**Stated task**
Copy all the data exactly, except the pictures.

Data entries:
_ _ _ _ _

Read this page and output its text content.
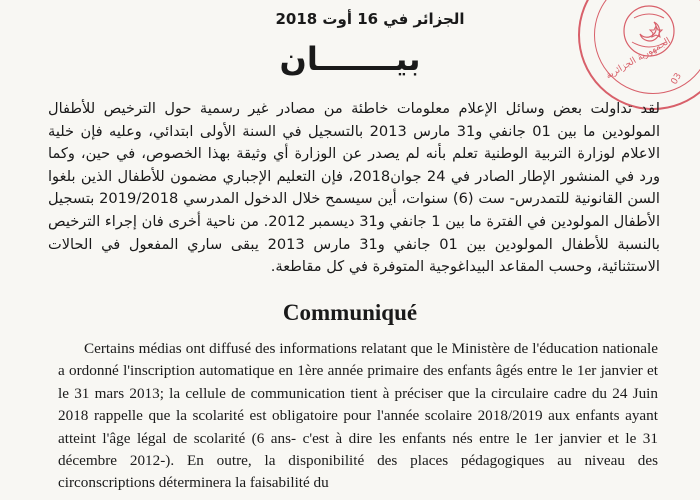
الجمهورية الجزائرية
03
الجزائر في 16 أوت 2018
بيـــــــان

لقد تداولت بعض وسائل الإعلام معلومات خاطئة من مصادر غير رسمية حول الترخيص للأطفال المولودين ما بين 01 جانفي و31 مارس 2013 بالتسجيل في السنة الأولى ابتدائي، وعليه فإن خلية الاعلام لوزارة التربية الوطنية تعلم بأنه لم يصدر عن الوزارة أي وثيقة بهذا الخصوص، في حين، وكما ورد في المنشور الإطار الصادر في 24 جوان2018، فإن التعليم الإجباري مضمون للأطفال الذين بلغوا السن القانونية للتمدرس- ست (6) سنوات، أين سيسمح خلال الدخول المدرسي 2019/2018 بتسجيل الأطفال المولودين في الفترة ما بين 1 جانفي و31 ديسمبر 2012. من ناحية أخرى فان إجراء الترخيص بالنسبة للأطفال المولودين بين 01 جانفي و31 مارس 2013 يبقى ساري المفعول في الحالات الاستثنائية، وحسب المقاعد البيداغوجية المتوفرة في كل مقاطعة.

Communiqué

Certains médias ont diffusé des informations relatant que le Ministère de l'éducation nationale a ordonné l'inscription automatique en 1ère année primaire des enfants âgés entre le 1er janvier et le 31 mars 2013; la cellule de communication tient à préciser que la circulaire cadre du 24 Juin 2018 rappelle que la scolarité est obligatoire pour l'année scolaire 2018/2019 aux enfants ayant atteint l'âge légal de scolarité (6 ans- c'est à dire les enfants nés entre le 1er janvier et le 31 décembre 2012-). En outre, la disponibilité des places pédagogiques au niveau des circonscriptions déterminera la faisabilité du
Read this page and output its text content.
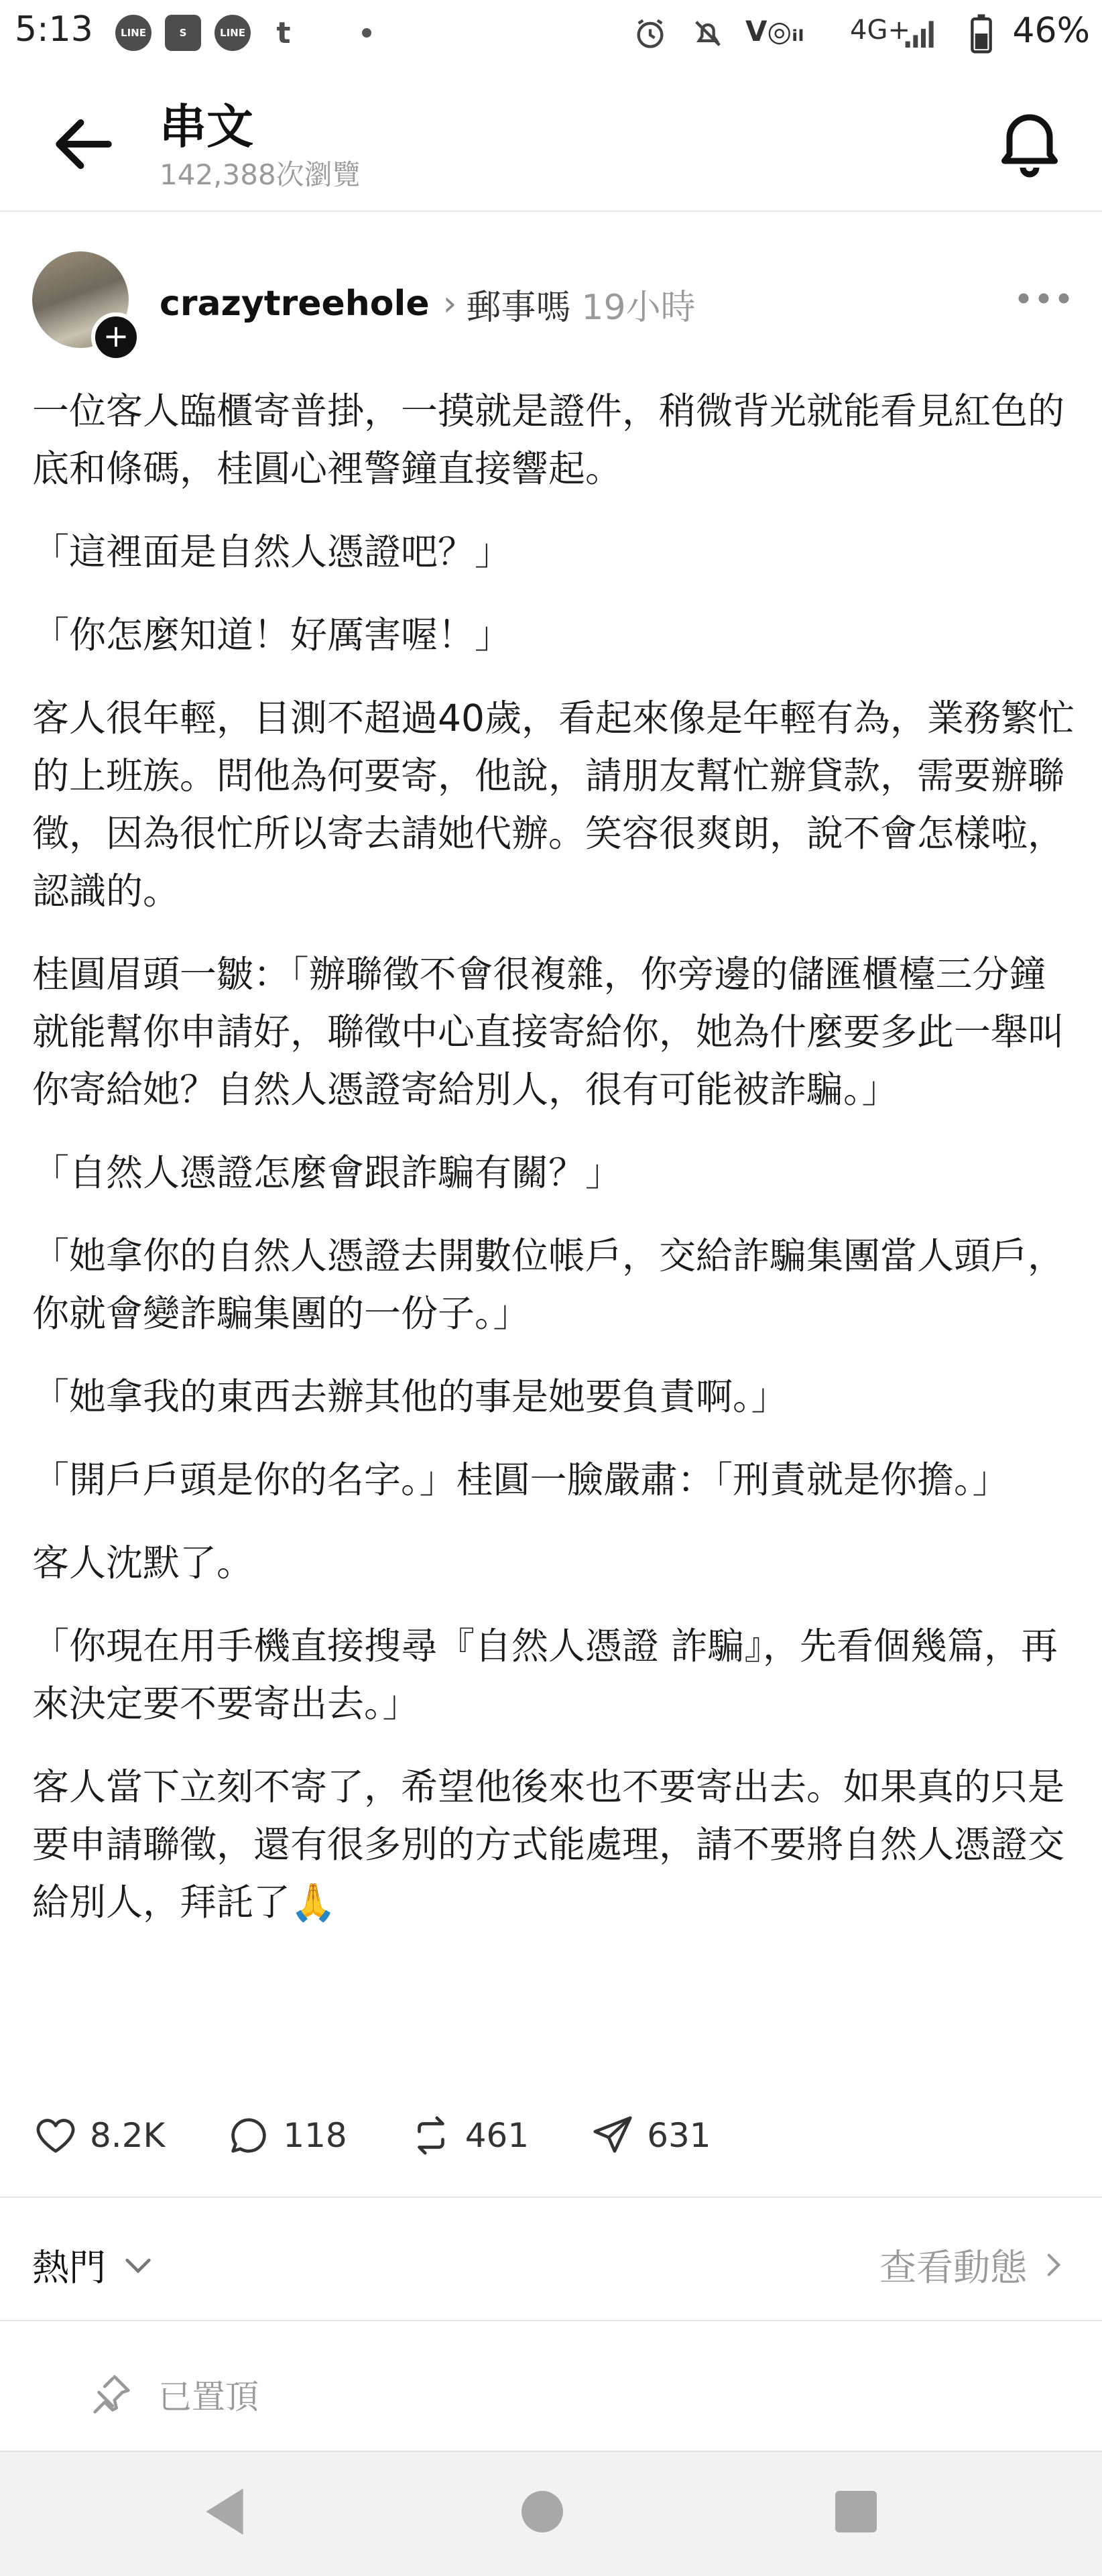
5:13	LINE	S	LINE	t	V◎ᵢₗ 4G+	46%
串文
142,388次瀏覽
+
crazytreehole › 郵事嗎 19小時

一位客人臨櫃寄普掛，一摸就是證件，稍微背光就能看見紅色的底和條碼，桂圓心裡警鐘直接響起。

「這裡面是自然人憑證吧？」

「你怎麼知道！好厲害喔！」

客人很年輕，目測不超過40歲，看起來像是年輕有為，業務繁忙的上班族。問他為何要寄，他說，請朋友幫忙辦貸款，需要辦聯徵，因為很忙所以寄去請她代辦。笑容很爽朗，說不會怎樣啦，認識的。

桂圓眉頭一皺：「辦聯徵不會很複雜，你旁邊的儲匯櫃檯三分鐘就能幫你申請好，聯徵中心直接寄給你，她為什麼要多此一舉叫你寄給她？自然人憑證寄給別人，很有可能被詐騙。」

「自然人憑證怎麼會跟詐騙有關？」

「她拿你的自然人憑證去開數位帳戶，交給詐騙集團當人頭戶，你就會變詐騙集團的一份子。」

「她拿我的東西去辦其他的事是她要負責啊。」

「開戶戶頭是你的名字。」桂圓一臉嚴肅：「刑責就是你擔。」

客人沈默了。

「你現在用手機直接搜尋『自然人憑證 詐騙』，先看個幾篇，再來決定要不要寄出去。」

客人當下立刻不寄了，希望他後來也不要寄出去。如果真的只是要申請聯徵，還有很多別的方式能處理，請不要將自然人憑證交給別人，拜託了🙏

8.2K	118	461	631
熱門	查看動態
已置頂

_ _ _ _ _

**Written response**
Read this page and output its text content.
الجمهورية الجزائرية
03
الجزائر في 16 أوت 2018
بيـــــــان

لقد تداولت بعض وسائل الإعلام معلومات خاطئة من مصادر غير رسمية حول الترخيص للأطفال المولودين ما بين 01 جانفي و31 مارس 2013 بالتسجيل في السنة الأولى ابتدائي، وعليه فإن خلية الاعلام لوزارة التربية الوطنية تعلم بأنه لم يصدر عن الوزارة أي وثيقة بهذا الخصوص، في حين، وكما ورد في المنشور الإطار الصادر في 24 جوان2018، فإن التعليم الإجباري مضمون للأطفال الذين بلغوا السن القانونية للتمدرس- ست (6) سنوات، أين سيسمح خلال الدخول المدرسي 2019/2018 بتسجيل الأطفال المولودين في الفترة ما بين 1 جانفي و31 ديسمبر 2012. من ناحية أخرى فان إجراء الترخيص بالنسبة للأطفال المولودين بين 01 جانفي و31 مارس 2013 يبقى ساري المفعول في الحالات الاستثنائية، وحسب المقاعد البيداغوجية المتوفرة في كل مقاطعة.

Communiqué

Certains médias ont diffusé des informations relatant que le Ministère de l'éducation nationale a ordonné l'inscription automatique en 1ère année primaire des enfants âgés entre le 1er janvier et le 31 mars 2013; la cellule de communication tient à préciser que la circulaire cadre du 24 Juin 2018 rappelle que la scolarité est obligatoire pour l'année scolaire 2018/2019 aux enfants ayant atteint l'âge légal de scolarité (6 ans- c'est à dire les enfants nés entre le 1er janvier et le 31 décembre 2012-). En outre, la disponibilité des places pédagogiques au niveau des circonscriptions déterminera la faisabilité du
Read this page and output its text content.
5:13	LINE	S	LINE	t	V◎ᵢₗ 4G+	46%
串文
142,388次瀏覽
+
crazytreehole › 郵事嗎 19小時

一位客人臨櫃寄普掛，一摸就是證件，稍微背光就能看見紅色的底和條碼，桂圓心裡警鐘直接響起。

「這裡面是自然人憑證吧？」

「你怎麼知道！好厲害喔！」

客人很年輕，目測不超過40歲，看起來像是年輕有為，業務繁忙的上班族。問他為何要寄，他說，請朋友幫忙辦貸款，需要辦聯徵，因為很忙所以寄去請她代辦。笑容很爽朗，說不會怎樣啦，認識的。

桂圓眉頭一皺：「辦聯徵不會很複雜，你旁邊的儲匯櫃檯三分鐘就能幫你申請好，聯徵中心直接寄給你，她為什麼要多此一舉叫你寄給她？自然人憑證寄給別人，很有可能被詐騙。」

「自然人憑證怎麼會跟詐騙有關？」

「她拿你的自然人憑證去開數位帳戶，交給詐騙集團當人頭戶，你就會變詐騙集團的一份子。」

「她拿我的東西去辦其他的事是她要負責啊。」

「開戶戶頭是你的名字。」桂圓一臉嚴肅：「刑責就是你擔。」

客人沈默了。

「你現在用手機直接搜尋『自然人憑證 詐騙』，先看個幾篇，再來決定要不要寄出去。」

客人當下立刻不寄了，希望他後來也不要寄出去。如果真的只是要申請聯徵，還有很多別的方式能處理，請不要將自然人憑證交給別人，拜託了🙏

8.2K	118	461	631
熱門	查看動態
已置頂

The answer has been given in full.